Dataset rows:

________

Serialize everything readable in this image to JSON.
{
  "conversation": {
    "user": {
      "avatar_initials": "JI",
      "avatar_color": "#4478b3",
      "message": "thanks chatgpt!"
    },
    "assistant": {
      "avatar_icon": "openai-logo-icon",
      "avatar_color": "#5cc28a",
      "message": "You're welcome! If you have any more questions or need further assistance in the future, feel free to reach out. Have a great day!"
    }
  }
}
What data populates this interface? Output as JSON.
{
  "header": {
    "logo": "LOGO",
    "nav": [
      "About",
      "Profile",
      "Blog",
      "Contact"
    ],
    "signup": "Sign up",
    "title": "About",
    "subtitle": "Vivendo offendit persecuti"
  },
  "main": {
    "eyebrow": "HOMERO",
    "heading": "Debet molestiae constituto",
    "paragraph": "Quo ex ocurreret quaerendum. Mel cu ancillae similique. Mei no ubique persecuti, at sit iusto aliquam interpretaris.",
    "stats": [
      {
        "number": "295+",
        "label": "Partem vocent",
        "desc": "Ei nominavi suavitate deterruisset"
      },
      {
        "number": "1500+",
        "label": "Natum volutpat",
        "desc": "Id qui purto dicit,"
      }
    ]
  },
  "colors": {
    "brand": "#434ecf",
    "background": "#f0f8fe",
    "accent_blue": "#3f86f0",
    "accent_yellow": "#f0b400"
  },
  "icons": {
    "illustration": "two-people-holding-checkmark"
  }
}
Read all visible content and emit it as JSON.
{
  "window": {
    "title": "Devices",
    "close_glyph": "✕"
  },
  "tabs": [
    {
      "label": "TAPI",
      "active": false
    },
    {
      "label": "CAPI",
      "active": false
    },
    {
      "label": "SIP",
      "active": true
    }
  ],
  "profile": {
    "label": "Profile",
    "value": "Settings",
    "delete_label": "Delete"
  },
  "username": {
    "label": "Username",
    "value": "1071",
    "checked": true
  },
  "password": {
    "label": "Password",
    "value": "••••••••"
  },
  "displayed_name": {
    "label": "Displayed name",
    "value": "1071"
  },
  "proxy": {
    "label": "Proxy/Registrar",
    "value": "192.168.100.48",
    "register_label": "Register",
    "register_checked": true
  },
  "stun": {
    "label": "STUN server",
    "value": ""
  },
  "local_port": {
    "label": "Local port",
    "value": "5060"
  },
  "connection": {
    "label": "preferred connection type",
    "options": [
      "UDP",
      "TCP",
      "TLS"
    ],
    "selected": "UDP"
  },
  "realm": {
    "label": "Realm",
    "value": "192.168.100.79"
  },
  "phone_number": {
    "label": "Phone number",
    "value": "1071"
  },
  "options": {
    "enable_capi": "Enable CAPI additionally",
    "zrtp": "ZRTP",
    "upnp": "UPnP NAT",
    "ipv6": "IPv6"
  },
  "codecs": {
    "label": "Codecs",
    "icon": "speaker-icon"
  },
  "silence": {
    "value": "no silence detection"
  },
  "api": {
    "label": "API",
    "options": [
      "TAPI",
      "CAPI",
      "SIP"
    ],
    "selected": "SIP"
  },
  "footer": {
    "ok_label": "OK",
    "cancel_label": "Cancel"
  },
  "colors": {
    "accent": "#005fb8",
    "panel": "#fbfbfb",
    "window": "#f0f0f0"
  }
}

________

### Goal
Write out all records exactly, keeping every detail.

### Written answer
Serialize everything readable in this image to JSON.
{
  "conversation": {
    "user": {
      "avatar_initials": "JI",
      "avatar_color": "#4478b3",
      "message": "thanks chatgpt!"
    },
    "assistant": {
      "avatar_icon": "openai-logo-icon",
      "avatar_color": "#5cc28a",
      "message": "You're welcome! If you have any more questions or need further assistance in the future, feel free to reach out. Have a great day!"
    }
  }
}
What data populates this interface? Output as JSON.
{
  "header": {
    "logo": "LOGO",
    "nav": [
      "About",
      "Profile",
      "Blog",
      "Contact"
    ],
    "signup": "Sign up",
    "title": "About",
    "subtitle": "Vivendo offendit persecuti"
  },
  "main": {
    "eyebrow": "HOMERO",
    "heading": "Debet molestiae constituto",
    "paragraph": "Quo ex ocurreret quaerendum. Mel cu ancillae similique. Mei no ubique persecuti, at sit iusto aliquam interpretaris.",
    "stats": [
      {
        "number": "295+",
        "label": "Partem vocent",
        "desc": "Ei nominavi suavitate deterruisset"
      },
      {
        "number": "1500+",
        "label": "Natum volutpat",
        "desc": "Id qui purto dicit,"
      }
    ]
  },
  "colors": {
    "brand": "#434ecf",
    "background": "#f0f8fe",
    "accent_blue": "#3f86f0",
    "accent_yellow": "#f0b400"
  },
  "icons": {
    "illustration": "two-people-holding-checkmark"
  }
}
Read all visible content and emit it as JSON.
{
  "window": {
    "title": "Devices",
    "close_glyph": "✕"
  },
  "tabs": [
    {
      "label": "TAPI",
      "active": false
    },
    {
      "label": "CAPI",
      "active": false
    },
    {
      "label": "SIP",
      "active": true
    }
  ],
  "profile": {
    "label": "Profile",
    "value": "Settings",
    "delete_label": "Delete"
  },
  "username": {
    "label": "Username",
    "value": "1071",
    "checked": true
  },
  "password": {
    "label": "Password",
    "value": "••••••••"
  },
  "displayed_name": {
    "label": "Displayed name",
    "value": "1071"
  },
  "proxy": {
    "label": "Proxy/Registrar",
    "value": "192.168.100.48",
    "register_label": "Register",
    "register_checked": true
  },
  "stun": {
    "label": "STUN server",
    "value": ""
  },
  "local_port": {
    "label": "Local port",
    "value": "5060"
  },
  "connection": {
    "label": "preferred connection type",
    "options": [
      "UDP",
      "TCP",
      "TLS"
    ],
    "selected": "UDP"
  },
  "realm": {
    "label": "Realm",
    "value": "192.168.100.79"
  },
  "phone_number": {
    "label": "Phone number",
    "value": "1071"
  },
  "options": {
    "enable_capi": "Enable CAPI additionally",
    "zrtp": "ZRTP",
    "upnp": "UPnP NAT",
    "ipv6": "IPv6"
  },
  "codecs": {
    "label": "Codecs",
    "icon": "speaker-icon"
  },
  "silence": {
    "value": "no silence detection"
  },
  "api": {
    "label": "API",
    "options": [
      "TAPI",
      "CAPI",
      "SIP"
    ],
    "selected": "SIP"
  },
  "footer": {
    "ok_label": "OK",
    "cancel_label": "Cancel"
  },
  "colors": {
    "accent": "#005fb8",
    "panel": "#fbfbfb",
    "window": "#f0f0f0"
  }
}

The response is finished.